— START OF Excerpted records —
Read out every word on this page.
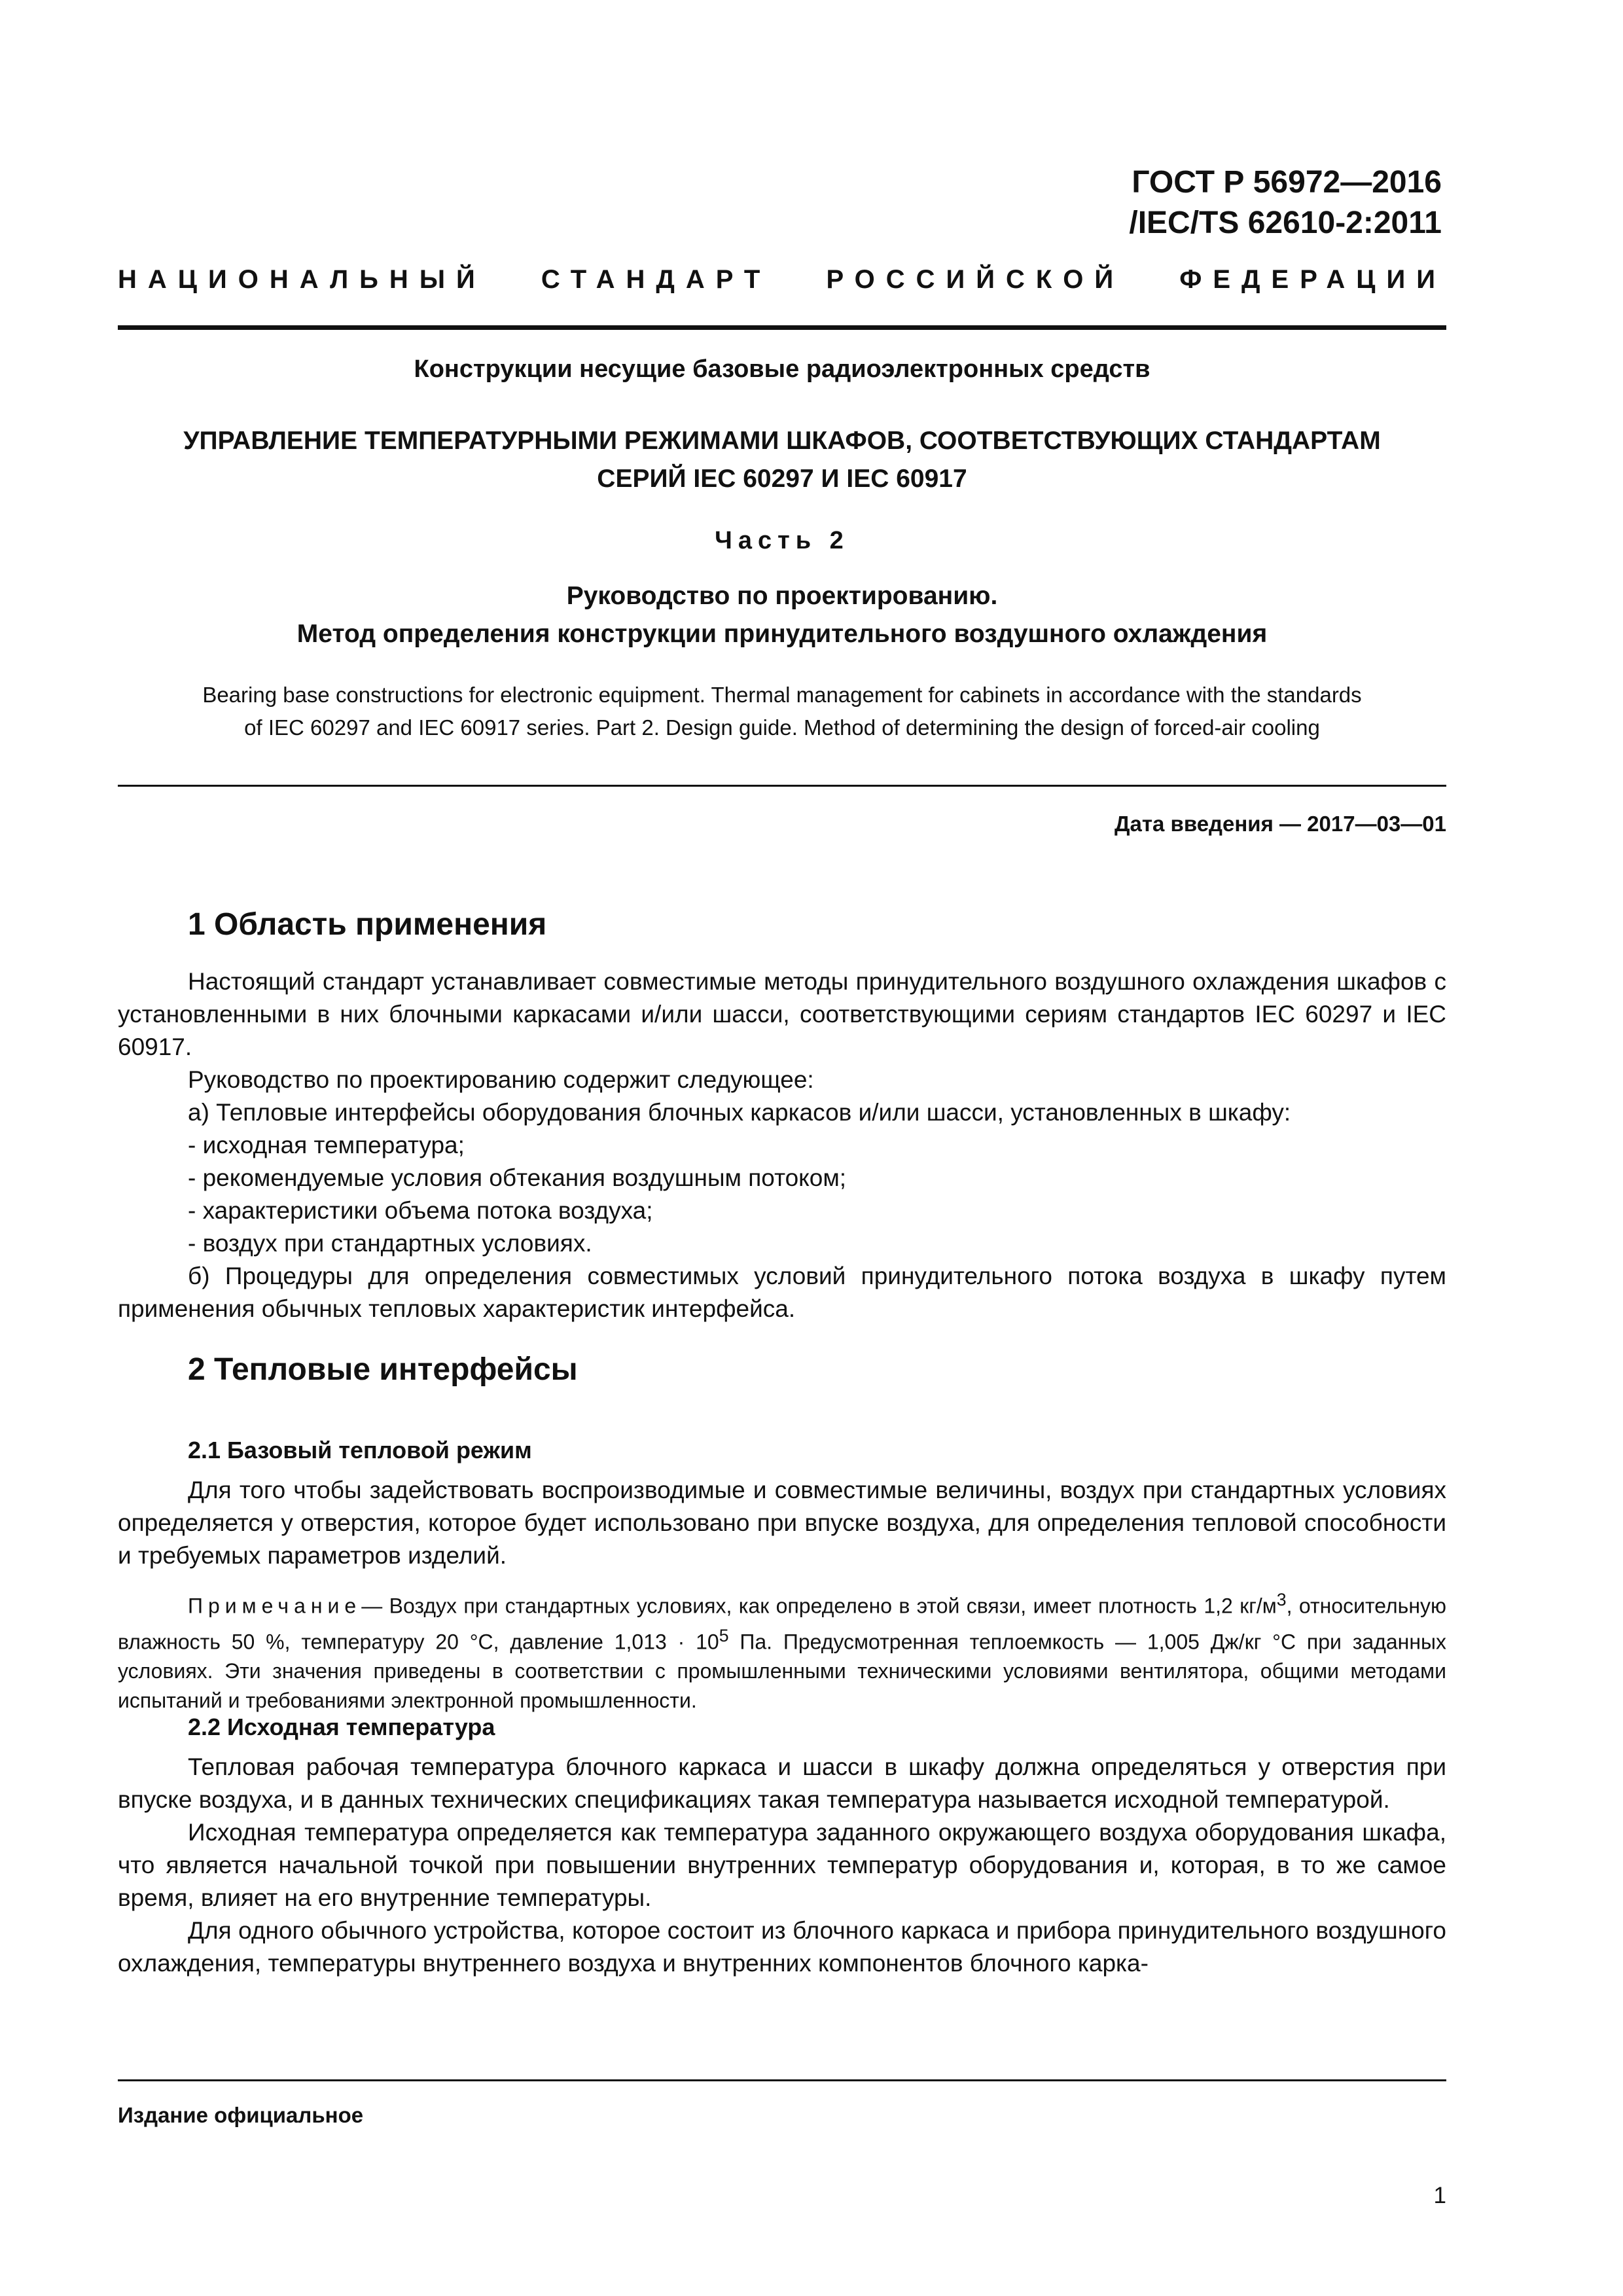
ГОСТ Р 56972—2016
/IEC/TS 62610-2:2011
НАЦИОНАЛЬНЫЙ СТАНДАРТ РОССИЙСКОЙ ФЕДЕРАЦИИ
Конструкции несущие базовые радиоэлектронных средств
УПРАВЛЕНИЕ ТЕМПЕРАТУРНЫМИ РЕЖИМАМИ ШКАФОВ, СООТВЕТСТВУЮЩИХ СТАНДАРТАМ
СЕРИЙ IEC 60297 И IEC 60917
Часть 2
Руководство по проектированию.
Метод определения конструкции принудительного воздушного охлаждения
Bearing base constructions for electronic equipment. Thermal management for cabinets in accordance with the standards
of IEC 60297 and IEC 60917 series. Part 2. Design guide. Method of determining the design of forced-air cooling
Дата введения — 2017—03—01
1 Область применения

Настоящий стандарт устанавливает совместимые методы принудительного воздушного охлаждения шкафов с установленными в них блочными каркасами и/или шасси, соответствующими сериям стандартов IEC 60297 и IEC 60917.

Руководство по проектированию содержит следующее:

а) Тепловые интерфейсы оборудования блочных каркасов и/или шасси, установленных в шкафу:

- исходная температура;

- рекомендуемые условия обтекания воздушным потоком;

- характеристики объема потока воздуха;

- воздух при стандартных условиях.

б) Процедуры для определения совместимых условий принудительного потока воздуха в шкафу путем применения обычных тепловых характеристик интерфейса.

2 Тепловые интерфейсы
2.1 Базовый тепловой режим

Для того чтобы задействовать воспроизводимые и совместимые величины, воздух при стандартных условиях определяется у отверстия, которое будет использовано при впуске воздуха, для определения тепловой способности и требуемых параметров изделий.

Примечание— Воздух при стандартных условиях, как определено в этой связи, имеет плотность 1,2 $кг/м^3$, относительную влажность 50 %, температуру 20 °С, давление $1,013 \cdot 10^5$ Па. Предусмотренная теплоемкость — 1,005 Дж/кг °С при заданных условиях. Эти значения приведены в соответствии с промышленными техническими условиями вентилятора, общими методами испытаний и требованиями электронной промышленности.

2.2 Исходная температура

Тепловая рабочая температура блочного каркаса и шасси в шкафу должна определяться у отверстия при впуске воздуха, и в данных технических спецификациях такая температура называется исходной температурой.

Исходная температура определяется как температура заданного окружающего воздуха оборудования шкафа, что является начальной точкой при повышении внутренних температур оборудования и, которая, в то же самое время, влияет на его внутренние температуры.

Для одного обычного устройства, которое состоит из блочного каркаса и прибора принудительного воздушного охлаждения, температуры внутреннего воздуха и внутренних компонентов блочного карка-

Издание официальное
1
— END OF Excerpted records —
[Task description]: Give all the lines above again, character for character, without pictures.

[Response below]:
Read out every word on this page.
ГОСТ Р 56972—2016
/IEC/TS 62610-2:2011
НАЦИОНАЛЬНЫЙ СТАНДАРТ РОССИЙСКОЙ ФЕДЕРАЦИИ
Конструкции несущие базовые радиоэлектронных средств
УПРАВЛЕНИЕ ТЕМПЕРАТУРНЫМИ РЕЖИМАМИ ШКАФОВ, СООТВЕТСТВУЮЩИХ СТАНДАРТАМ
СЕРИЙ IEC 60297 И IEC 60917
Часть 2
Руководство по проектированию.
Метод определения конструкции принудительного воздушного охлаждения
Bearing base constructions for electronic equipment. Thermal management for cabinets in accordance with the standards
of IEC 60297 and IEC 60917 series. Part 2. Design guide. Method of determining the design of forced-air cooling
Дата введения — 2017—03—01
1 Область применения

Настоящий стандарт устанавливает совместимые методы принудительного воздушного охлаждения шкафов с установленными в них блочными каркасами и/или шасси, соответствующими сериям стандартов IEC 60297 и IEC 60917.

Руководство по проектированию содержит следующее:

а) Тепловые интерфейсы оборудования блочных каркасов и/или шасси, установленных в шкафу:

- исходная температура;

- рекомендуемые условия обтекания воздушным потоком;

- характеристики объема потока воздуха;

- воздух при стандартных условиях.

б) Процедуры для определения совместимых условий принудительного потока воздуха в шкафу путем применения обычных тепловых характеристик интерфейса.

2 Тепловые интерфейсы
2.1 Базовый тепловой режим

Для того чтобы задействовать воспроизводимые и совместимые величины, воздух при стандартных условиях определяется у отверстия, которое будет использовано при впуске воздуха, для определения тепловой способности и требуемых параметров изделий.

Примечание— Воздух при стандартных условиях, как определено в этой связи, имеет плотность 1,2 $кг/м^3$, относительную влажность 50 %, температуру 20 °С, давление $1,013 \cdot 10^5$ Па. Предусмотренная теплоемкость — 1,005 Дж/кг °С при заданных условиях. Эти значения приведены в соответствии с промышленными техническими условиями вентилятора, общими методами испытаний и требованиями электронной промышленности.

2.2 Исходная температура

Тепловая рабочая температура блочного каркаса и шасси в шкафу должна определяться у отверстия при впуске воздуха, и в данных технических спецификациях такая температура называется исходной температурой.

Исходная температура определяется как температура заданного окружающего воздуха оборудования шкафа, что является начальной точкой при повышении внутренних температур оборудования и, которая, в то же самое время, влияет на его внутренние температуры.

Для одного обычного устройства, которое состоит из блочного каркаса и прибора принудительного воздушного охлаждения, температуры внутреннего воздуха и внутренних компонентов блочного карка-

Издание официальное
1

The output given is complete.